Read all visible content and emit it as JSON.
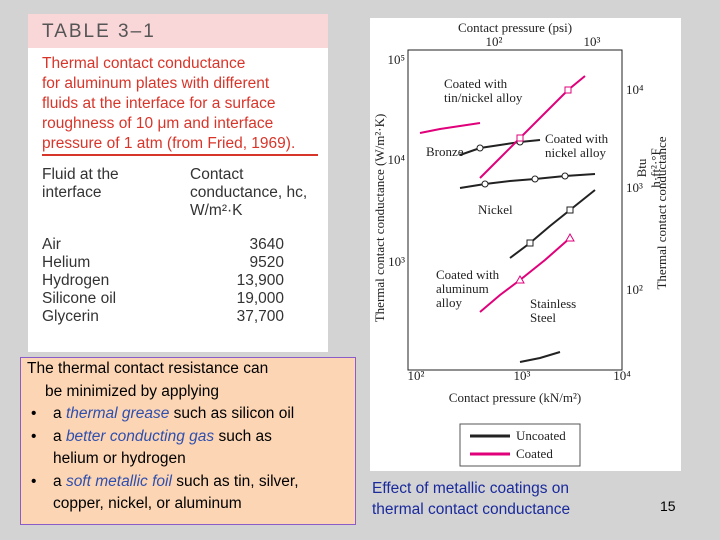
{
  "table": {
    "title": "TABLE 3–1",
    "caption_lines": [
      "Thermal contact conductance",
      "for aluminum plates with different",
      "fluids at the interface for a surface",
      "roughness of 10 μm and interface",
      "pressure of 1 atm (from Fried, 1969)."
    ],
    "columns": [
      [
        "Fluid at the",
        "interface"
      ],
      [
        "Contact",
        "conductance, hc,",
        "W/m²·K"
      ]
    ],
    "rows": [
      [
        "Air",
        "3640"
      ],
      [
        "Helium",
        "9520"
      ],
      [
        "Hydrogen",
        "13,900"
      ],
      [
        "Silicone oil",
        "19,000"
      ],
      [
        "Glycerin",
        "37,700"
      ]
    ]
  },
  "textbox": {
    "intro_lines": [
      "The thermal contact resistance can",
      "be minimized by applying"
    ],
    "bullets": [
      {
        "prefix": "a ",
        "highlight": "thermal grease",
        "rest_lines": [
          " such as silicon oil"
        ]
      },
      {
        "prefix": "a ",
        "highlight": "better conducting gas",
        "rest_lines": [
          " such as",
          "helium or hydrogen"
        ]
      },
      {
        "prefix": "a ",
        "highlight": "soft metallic foil",
        "rest_lines": [
          " such as tin, silver,",
          "copper, nickel, or aluminum"
        ]
      }
    ]
  },
  "figure": {
    "top_axis_label": "Contact pressure (psi)",
    "top_ticks": [
      "10²",
      "10³"
    ],
    "left_axis_label": "Thermal contact conductance (W/m²·K)",
    "left_ticks": [
      "10⁵",
      "10⁴",
      "10³"
    ],
    "right_axis_label": "Thermal contact conductance",
    "right_unit": [
      "Btu",
      "h·ft²·°F"
    ],
    "right_ticks": [
      "10⁴",
      "10³",
      "10²"
    ],
    "bottom_ticks": [
      "10²",
      "10³",
      "10⁴"
    ],
    "bottom_axis_label": "Contact pressure (kN/m²)",
    "annotations": [
      [
        "Coated with",
        "tin/nickel alloy"
      ],
      [
        "Bronze"
      ],
      [
        "Coated with",
        "nickel alloy"
      ],
      [
        "Nickel"
      ],
      [
        "Coated with",
        "aluminum",
        "alloy"
      ],
      [
        "Stainless",
        "Steel"
      ]
    ],
    "legend": [
      "Uncoated",
      "Coated"
    ]
  },
  "caption_lines": [
    "Effect of metallic coatings on",
    "thermal contact conductance"
  ],
  "page_number": "15"
}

· · · · ·

*Task directions*: Write out each entry exactly as given, omitting any picture.

*Solution to this problem*:
Read all visible content and emit it as JSON.
{
  "table": {
    "title": "TABLE 3–1",
    "caption_lines": [
      "Thermal contact conductance",
      "for aluminum plates with different",
      "fluids at the interface for a surface",
      "roughness of 10 μm and interface",
      "pressure of 1 atm (from Fried, 1969)."
    ],
    "columns": [
      [
        "Fluid at the",
        "interface"
      ],
      [
        "Contact",
        "conductance, hc,",
        "W/m²·K"
      ]
    ],
    "rows": [
      [
        "Air",
        "3640"
      ],
      [
        "Helium",
        "9520"
      ],
      [
        "Hydrogen",
        "13,900"
      ],
      [
        "Silicone oil",
        "19,000"
      ],
      [
        "Glycerin",
        "37,700"
      ]
    ]
  },
  "textbox": {
    "intro_lines": [
      "The thermal contact resistance can",
      "be minimized by applying"
    ],
    "bullets": [
      {
        "prefix": "a ",
        "highlight": "thermal grease",
        "rest_lines": [
          " such as silicon oil"
        ]
      },
      {
        "prefix": "a ",
        "highlight": "better conducting gas",
        "rest_lines": [
          " such as",
          "helium or hydrogen"
        ]
      },
      {
        "prefix": "a ",
        "highlight": "soft metallic foil",
        "rest_lines": [
          " such as tin, silver,",
          "copper, nickel, or aluminum"
        ]
      }
    ]
  },
  "figure": {
    "top_axis_label": "Contact pressure (psi)",
    "top_ticks": [
      "10²",
      "10³"
    ],
    "left_axis_label": "Thermal contact conductance (W/m²·K)",
    "left_ticks": [
      "10⁵",
      "10⁴",
      "10³"
    ],
    "right_axis_label": "Thermal contact conductance",
    "right_unit": [
      "Btu",
      "h·ft²·°F"
    ],
    "right_ticks": [
      "10⁴",
      "10³",
      "10²"
    ],
    "bottom_ticks": [
      "10²",
      "10³",
      "10⁴"
    ],
    "bottom_axis_label": "Contact pressure (kN/m²)",
    "annotations": [
      [
        "Coated with",
        "tin/nickel alloy"
      ],
      [
        "Bronze"
      ],
      [
        "Coated with",
        "nickel alloy"
      ],
      [
        "Nickel"
      ],
      [
        "Coated with",
        "aluminum",
        "alloy"
      ],
      [
        "Stainless",
        "Steel"
      ]
    ],
    "legend": [
      "Uncoated",
      "Coated"
    ]
  },
  "caption_lines": [
    "Effect of metallic coatings on",
    "thermal contact conductance"
  ],
  "page_number": "15"
}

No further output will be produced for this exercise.